*DATASET EXCERPTS*.
_____
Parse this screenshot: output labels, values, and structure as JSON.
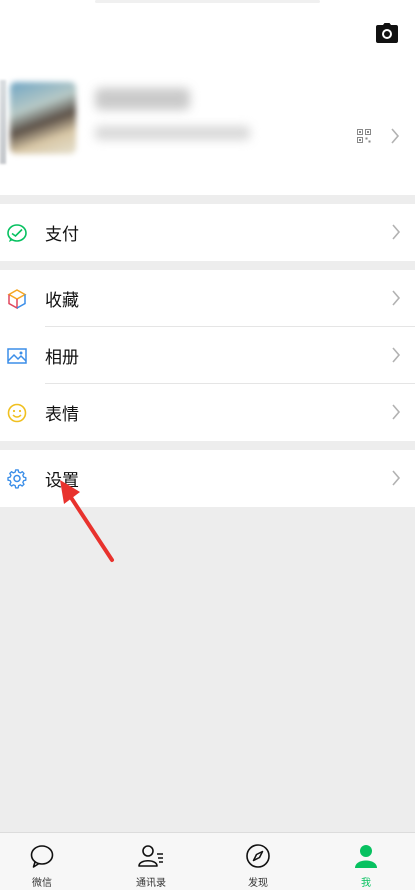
{
  "menu": {
    "pay_label": "支付",
    "favorites_label": "收藏",
    "album_label": "相册",
    "stickers_label": "表情",
    "settings_label": "设置"
  },
  "tabbar": {
    "items": [
      {
        "label": "微信",
        "icon": "chat-bubble-icon",
        "active": false
      },
      {
        "label": "通讯录",
        "icon": "contacts-icon",
        "active": false
      },
      {
        "label": "发现",
        "icon": "compass-icon",
        "active": false
      },
      {
        "label": "我",
        "icon": "person-icon",
        "active": true
      }
    ]
  },
  "colors": {
    "accent": "#07c160",
    "background": "#ededed",
    "annotation_arrow": "#e8322d"
  }
}
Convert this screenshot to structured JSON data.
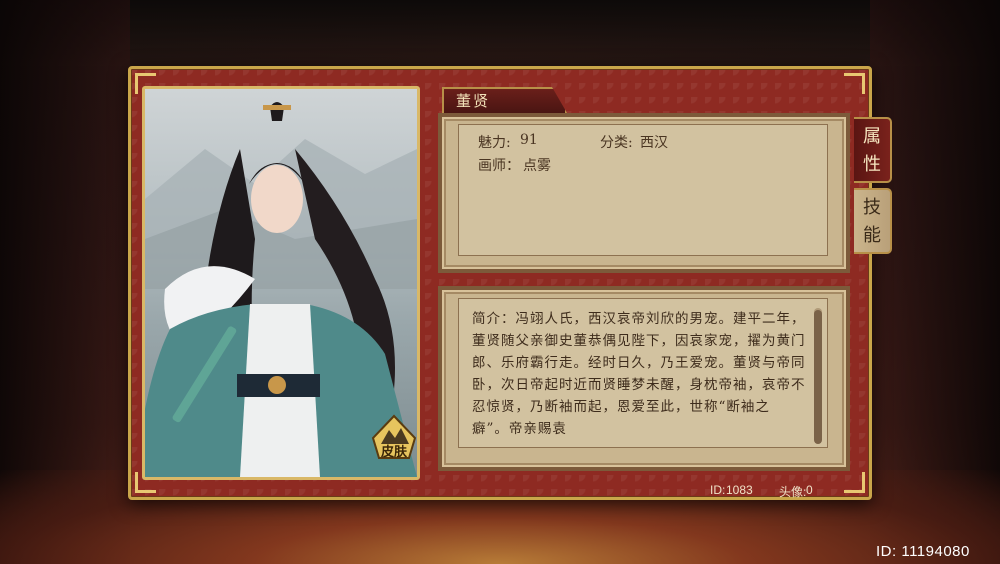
_____
*AIM*. Transcribe the listing in full and omit the pictures.

*RESULT OF THE EXERCISE*.
Parse this screenshot: output labels, values, and structure as JSON.
{
  "menu": {
    "pay_label": "支付",
    "favorites_label": "收藏",
    "album_label": "相册",
    "stickers_label": "表情",
    "settings_label": "设置"
  },
  "tabbar": {
    "items": [
      {
        "label": "微信",
        "icon": "chat-bubble-icon",
        "active": false
      },
      {
        "label": "通讯录",
        "icon": "contacts-icon",
        "active": false
      },
      {
        "label": "发现",
        "icon": "compass-icon",
        "active": false
      },
      {
        "label": "我",
        "icon": "person-icon",
        "active": true
      }
    ]
  },
  "colors": {
    "accent": "#07c160",
    "background": "#ededed",
    "annotation_arrow": "#e8322d"
  }
}
Convert this screenshot to structured JSON data.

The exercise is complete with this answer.